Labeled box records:
+===+

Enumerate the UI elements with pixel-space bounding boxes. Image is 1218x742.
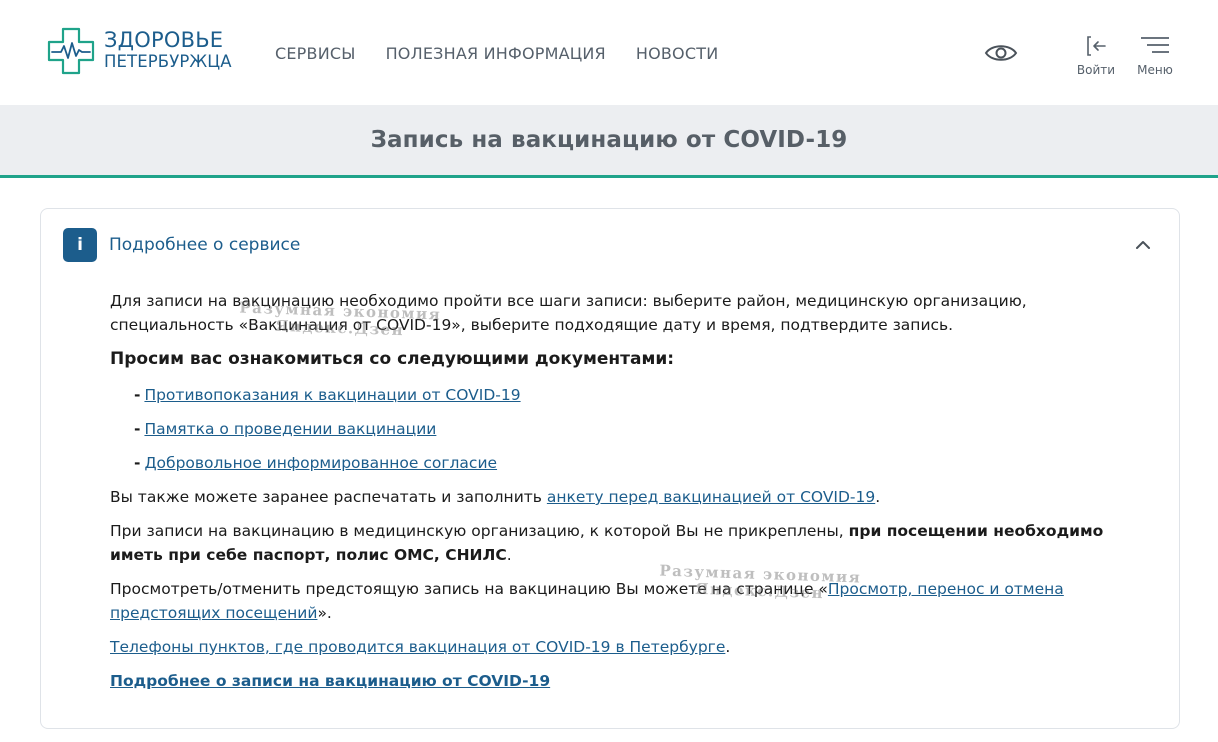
intro-text: Для записи на вакцинацию необходимо прой… bbox=[110, 292, 1027, 334]
list-dash: - bbox=[134, 454, 141, 472]
chevron-up-icon bbox=[1136, 241, 1150, 249]
medical-cross-logo-icon bbox=[47, 27, 95, 75]
login-button[interactable]: Войти bbox=[1072, 34, 1120, 77]
visit-suffix: . bbox=[506, 546, 512, 564]
title-accent-line bbox=[0, 175, 1218, 178]
print-form-suffix: . bbox=[875, 488, 881, 506]
phones-suffix: . bbox=[725, 638, 731, 656]
list-item: - Памятка о проведении вакцинации bbox=[134, 417, 1140, 441]
logo-line-2: ПЕТЕРБУРЖЦА bbox=[104, 52, 232, 71]
more-about-vaccination-link[interactable]: Подробнее о записи на вакцинацию от COVI… bbox=[110, 672, 550, 690]
list-dash: - bbox=[134, 386, 141, 404]
vaccination-memo-link[interactable]: Памятка о проведении вакцинации bbox=[144, 420, 436, 438]
view-suffix: ». bbox=[317, 604, 332, 622]
panel-title[interactable]: Подробнее о сервисе bbox=[109, 235, 300, 255]
questionnaire-link[interactable]: анкету перед вакцинацией от COVID-19 bbox=[547, 488, 875, 506]
nav-item-news[interactable]: НОВОСТИ bbox=[636, 44, 719, 64]
service-info-panel: i Подробнее о сервисе Для записи на вакц… bbox=[40, 208, 1180, 729]
logo-text: ЗДОРОВЬЕ ПЕТЕРБУРЖЦА bbox=[104, 30, 232, 72]
info-icon: i bbox=[63, 228, 97, 262]
phones-text: Телефоны пунктов, где проводится вакцина… bbox=[110, 635, 1140, 659]
eye-icon bbox=[984, 45, 1018, 61]
documents-required-text: При записи на вакцинацию в медицинскую о… bbox=[110, 519, 1140, 567]
site-logo[interactable]: ЗДОРОВЬЕ ПЕТЕРБУРЖЦА bbox=[46, 27, 232, 75]
documents-heading: Просим вас ознакомиться со следующими до… bbox=[110, 349, 675, 369]
login-icon bbox=[1087, 36, 1106, 56]
view-prefix: Просмотреть/отменить предстоящую запись … bbox=[110, 580, 828, 598]
manage-appointments-text: Просмотреть/отменить предстоящую запись … bbox=[110, 577, 1140, 625]
nav-item-useful-info[interactable]: ПОЛЕЗНАЯ ИНФОРМАЦИЯ bbox=[386, 44, 606, 64]
list-item: - Противопоказания к вакцинации от COVID-… bbox=[134, 383, 1140, 407]
collapse-panel-button[interactable] bbox=[1133, 237, 1153, 253]
nav-item-services[interactable]: СЕРВИСЫ bbox=[275, 44, 356, 64]
logo-line-1: ЗДОРОВЬЕ bbox=[104, 28, 224, 52]
informed-consent-link[interactable]: Добровольное информированное согласие bbox=[144, 454, 497, 472]
accessibility-toggle-button[interactable] bbox=[984, 40, 1018, 66]
documents-list: - Противопоказания к вакцинации от COVID-… bbox=[134, 383, 1140, 475]
print-form-text: Вы также можете заранее распечатать и за… bbox=[110, 485, 1140, 509]
menu-button[interactable]: Меню bbox=[1131, 34, 1179, 77]
menu-label: Меню bbox=[1137, 63, 1173, 77]
site-header: ЗДОРОВЬЕ ПЕТЕРБУРЖЦА СЕРВИСЫ ПОЛЕЗНАЯ ИН… bbox=[0, 0, 1218, 105]
visit-prefix: При записи на вакцинацию в медицинскую о… bbox=[110, 522, 849, 540]
hamburger-icon bbox=[1141, 37, 1169, 53]
login-label: Войти bbox=[1076, 63, 1116, 77]
main-nav: СЕРВИСЫ ПОЛЕЗНАЯ ИНФОРМАЦИЯ НОВОСТИ bbox=[275, 44, 748, 64]
vaccination-phones-link[interactable]: Телефоны пунктов, где проводится вакцина… bbox=[110, 638, 725, 656]
list-dash: - bbox=[134, 420, 141, 438]
panel-content: Для записи на вакцинацию необходимо прой… bbox=[110, 289, 1140, 693]
page-title-band: Запись на вакцинацию от COVID-19 bbox=[0, 105, 1218, 175]
more-info-text: Подробнее о записи на вакцинацию от COVI… bbox=[110, 669, 1140, 693]
contraindications-link[interactable]: Противопоказания к вакцинации от COVID-1… bbox=[144, 386, 520, 404]
print-form-prefix: Вы также можете заранее распечатать и за… bbox=[110, 488, 547, 506]
page-title: Запись на вакцинацию от COVID-19 bbox=[370, 127, 848, 153]
list-item: - Добровольное информированное согласие bbox=[134, 451, 1140, 475]
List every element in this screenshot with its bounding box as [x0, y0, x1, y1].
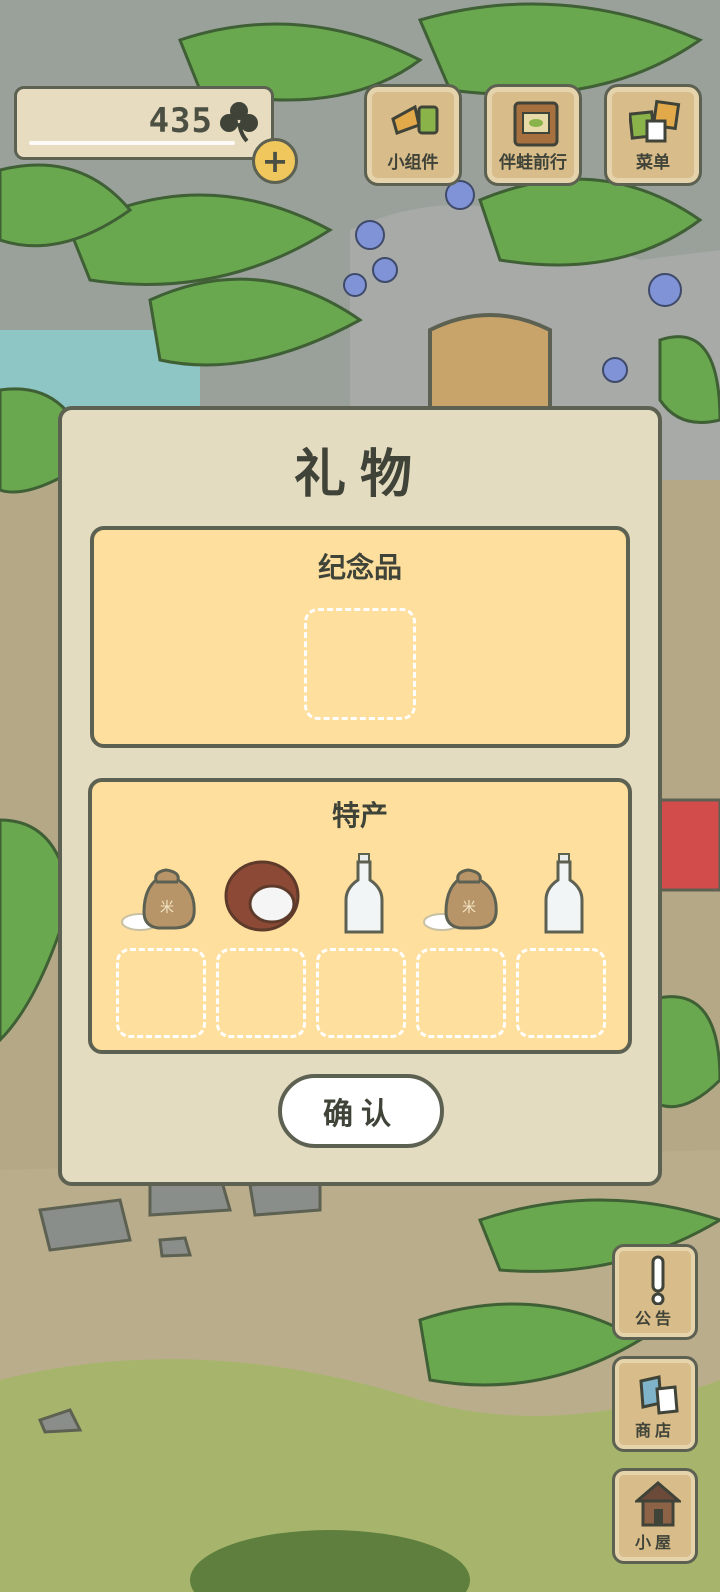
coconut-icon[interactable]: [222, 854, 306, 938]
exclamation-icon: [651, 1255, 665, 1305]
clover-count: 435: [148, 101, 213, 141]
svg-text:米: 米: [462, 900, 476, 916]
specialty-slot[interactable]: [516, 948, 606, 1038]
souvenir-panel: 纪念品: [90, 526, 630, 748]
house-icon: [635, 1481, 681, 1527]
bottle-icon[interactable]: [322, 852, 406, 936]
shop-button[interactable]: 商店: [612, 1356, 698, 1452]
dialog-title: 礼物: [293, 445, 426, 505]
menu-label: 菜单: [636, 153, 670, 173]
clover-icon: [220, 102, 258, 143]
shop-bags-icon: [639, 1375, 679, 1415]
travel-book-label: 伴蛙前行: [499, 153, 567, 173]
travel-book-button[interactable]: 伴蛙前行: [484, 84, 582, 186]
specialty-panel: 特产 米 米: [88, 778, 632, 1054]
svg-text:米: 米: [160, 900, 174, 916]
shop-label: 商店: [634, 1421, 675, 1440]
house-button[interactable]: 小屋: [612, 1468, 698, 1564]
widget-label: 小组件: [387, 153, 439, 173]
menu-cards-icon: [629, 99, 681, 143]
souvenir-slot[interactable]: [304, 608, 416, 720]
gift-dialog: 礼物 纪念品 特产 米 米 确认: [58, 406, 662, 1186]
specialty-slot[interactable]: [316, 948, 406, 1038]
notice-button[interactable]: 公告: [612, 1244, 698, 1340]
souvenir-title: 纪念品: [317, 551, 402, 584]
widget-icon: [391, 104, 439, 135]
clover-bar: [29, 141, 235, 145]
add-clover-button[interactable]: +: [252, 138, 298, 184]
confirm-button[interactable]: 确认: [278, 1074, 444, 1148]
plus-icon: +: [261, 142, 289, 180]
specialty-title: 特产: [331, 799, 388, 832]
rice-sack-icon[interactable]: 米: [120, 856, 204, 940]
specialty-slot[interactable]: [416, 948, 506, 1038]
rice-sack-icon[interactable]: 米: [422, 856, 506, 940]
widget-button[interactable]: 小组件: [364, 84, 462, 186]
menu-button[interactable]: 菜单: [604, 84, 702, 186]
book-icon: [513, 101, 559, 147]
specialty-slot[interactable]: [116, 948, 206, 1038]
notice-label: 公告: [634, 1309, 675, 1328]
bottle-icon[interactable]: [522, 852, 606, 936]
specialty-slot[interactable]: [216, 948, 306, 1038]
clover-counter: 435: [14, 86, 274, 160]
house-label: 小屋: [634, 1533, 675, 1552]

+===+

■ Written exercise:
Extract every line of the entries above verbatim, leaving out the pictures.

■ The answer:
Enumerate the UI elements with pixel-space bounding boxes. Image is 1218x742.
intro-text: Для записи на вакцинацию необходимо прой… bbox=[110, 292, 1027, 334]
list-dash: - bbox=[134, 454, 141, 472]
chevron-up-icon bbox=[1136, 241, 1150, 249]
medical-cross-logo-icon bbox=[47, 27, 95, 75]
login-button[interactable]: Войти bbox=[1072, 34, 1120, 77]
visit-suffix: . bbox=[506, 546, 512, 564]
title-accent-line bbox=[0, 175, 1218, 178]
print-form-suffix: . bbox=[875, 488, 881, 506]
phones-suffix: . bbox=[725, 638, 731, 656]
list-item: - Памятка о проведении вакцинации bbox=[134, 417, 1140, 441]
logo-line-2: ПЕТЕРБУРЖЦА bbox=[104, 52, 232, 71]
more-about-vaccination-link[interactable]: Подробнее о записи на вакцинацию от COVI… bbox=[110, 672, 550, 690]
list-dash: - bbox=[134, 386, 141, 404]
vaccination-memo-link[interactable]: Памятка о проведении вакцинации bbox=[144, 420, 436, 438]
view-suffix: ». bbox=[317, 604, 332, 622]
panel-title[interactable]: Подробнее о сервисе bbox=[109, 235, 300, 255]
questionnaire-link[interactable]: анкету перед вакцинацией от COVID-19 bbox=[547, 488, 875, 506]
nav-item-news[interactable]: НОВОСТИ bbox=[636, 44, 719, 64]
service-info-panel: i Подробнее о сервисе Для записи на вакц… bbox=[40, 208, 1180, 729]
logo-text: ЗДОРОВЬЕ ПЕТЕРБУРЖЦА bbox=[104, 30, 232, 72]
info-icon: i bbox=[63, 228, 97, 262]
phones-text: Телефоны пунктов, где проводится вакцина… bbox=[110, 635, 1140, 659]
eye-icon bbox=[984, 45, 1018, 61]
documents-required-text: При записи на вакцинацию в медицинскую о… bbox=[110, 519, 1140, 567]
site-logo[interactable]: ЗДОРОВЬЕ ПЕТЕРБУРЖЦА bbox=[46, 27, 232, 75]
documents-heading: Просим вас ознакомиться со следующими до… bbox=[110, 349, 675, 369]
login-icon bbox=[1087, 36, 1106, 56]
view-prefix: Просмотреть/отменить предстоящую запись … bbox=[110, 580, 828, 598]
manage-appointments-text: Просмотреть/отменить предстоящую запись … bbox=[110, 577, 1140, 625]
nav-item-useful-info[interactable]: ПОЛЕЗНАЯ ИНФОРМАЦИЯ bbox=[386, 44, 606, 64]
list-item: - Противопоказания к вакцинации от COVID-… bbox=[134, 383, 1140, 407]
collapse-panel-button[interactable] bbox=[1133, 237, 1153, 253]
nav-item-services[interactable]: СЕРВИСЫ bbox=[275, 44, 356, 64]
logo-line-1: ЗДОРОВЬЕ bbox=[104, 28, 224, 52]
informed-consent-link[interactable]: Добровольное информированное согласие bbox=[144, 454, 497, 472]
accessibility-toggle-button[interactable] bbox=[984, 40, 1018, 66]
documents-list: - Противопоказания к вакцинации от COVID-… bbox=[134, 383, 1140, 475]
print-form-text: Вы также можете заранее распечатать и за… bbox=[110, 485, 1140, 509]
menu-button[interactable]: Меню bbox=[1131, 34, 1179, 77]
menu-label: Меню bbox=[1137, 63, 1173, 77]
site-header: ЗДОРОВЬЕ ПЕТЕРБУРЖЦА СЕРВИСЫ ПОЛЕЗНАЯ ИН… bbox=[0, 0, 1218, 105]
visit-prefix: При записи на вакцинацию в медицинскую о… bbox=[110, 522, 849, 540]
hamburger-icon bbox=[1141, 37, 1169, 53]
login-label: Войти bbox=[1076, 63, 1116, 77]
main-nav: СЕРВИСЫ ПОЛЕЗНАЯ ИНФОРМАЦИЯ НОВОСТИ bbox=[275, 44, 748, 64]
vaccination-phones-link[interactable]: Телефоны пунктов, где проводится вакцина… bbox=[110, 638, 725, 656]
list-dash: - bbox=[134, 420, 141, 438]
panel-content: Для записи на вакцинацию необходимо прой… bbox=[110, 289, 1140, 693]
page-title-band: Запись на вакцинацию от COVID-19 bbox=[0, 105, 1218, 175]
more-info-text: Подробнее о записи на вакцинацию от COVI… bbox=[110, 669, 1140, 693]
contraindications-link[interactable]: Противопоказания к вакцинации от COVID-1… bbox=[144, 386, 520, 404]
print-form-prefix: Вы также можете заранее распечатать и за… bbox=[110, 488, 547, 506]
page-title: Запись на вакцинацию от COVID-19 bbox=[370, 127, 848, 153]
list-item: - Добровольное информированное согласие bbox=[134, 451, 1140, 475]
List every element in this screenshot with its bounding box as [x0, y0, x1, y1].
coconut-icon[interactable]: [222, 854, 306, 938]
exclamation-icon: [651, 1255, 665, 1305]
clover-count: 435: [148, 101, 213, 141]
svg-text:米: 米: [462, 900, 476, 916]
specialty-slot[interactable]: [516, 948, 606, 1038]
souvenir-panel: 纪念品: [90, 526, 630, 748]
house-icon: [635, 1481, 681, 1527]
bottle-icon[interactable]: [322, 852, 406, 936]
shop-button[interactable]: 商店: [612, 1356, 698, 1452]
dialog-title: 礼物: [293, 445, 426, 505]
menu-label: 菜单: [636, 153, 670, 173]
clover-icon: [220, 102, 258, 143]
shop-bags-icon: [639, 1375, 679, 1415]
travel-book-label: 伴蛙前行: [499, 153, 567, 173]
travel-book-button[interactable]: 伴蛙前行: [484, 84, 582, 186]
specialty-panel: 特产 米 米: [88, 778, 632, 1054]
svg-text:米: 米: [160, 900, 174, 916]
shop-label: 商店: [634, 1421, 675, 1440]
house-button[interactable]: 小屋: [612, 1468, 698, 1564]
widget-label: 小组件: [387, 153, 439, 173]
menu-cards-icon: [629, 99, 681, 143]
souvenir-slot[interactable]: [304, 608, 416, 720]
gift-dialog: 礼物 纪念品 特产 米 米 确认: [58, 406, 662, 1186]
specialty-slot[interactable]: [316, 948, 406, 1038]
notice-button[interactable]: 公告: [612, 1244, 698, 1340]
souvenir-title: 纪念品: [317, 551, 402, 584]
widget-icon: [391, 104, 439, 135]
clover-bar: [29, 141, 235, 145]
add-clover-button[interactable]: +: [252, 138, 298, 184]
confirm-button[interactable]: 确认: [278, 1074, 444, 1148]
plus-icon: +: [261, 142, 289, 180]
specialty-title: 特产: [331, 799, 388, 832]
rice-sack-icon[interactable]: 米: [120, 856, 204, 940]
specialty-slot[interactable]: [416, 948, 506, 1038]
rice-sack-icon[interactable]: 米: [422, 856, 506, 940]
widget-button[interactable]: 小组件: [364, 84, 462, 186]
menu-button[interactable]: 菜单: [604, 84, 702, 186]
book-icon: [513, 101, 559, 147]
specialty-slot[interactable]: [116, 948, 206, 1038]
notice-label: 公告: [634, 1309, 675, 1328]
bottle-icon[interactable]: [522, 852, 606, 936]
specialty-slot[interactable]: [216, 948, 306, 1038]
clover-counter: 435: [14, 86, 274, 160]
house-label: 小屋: [634, 1533, 675, 1552]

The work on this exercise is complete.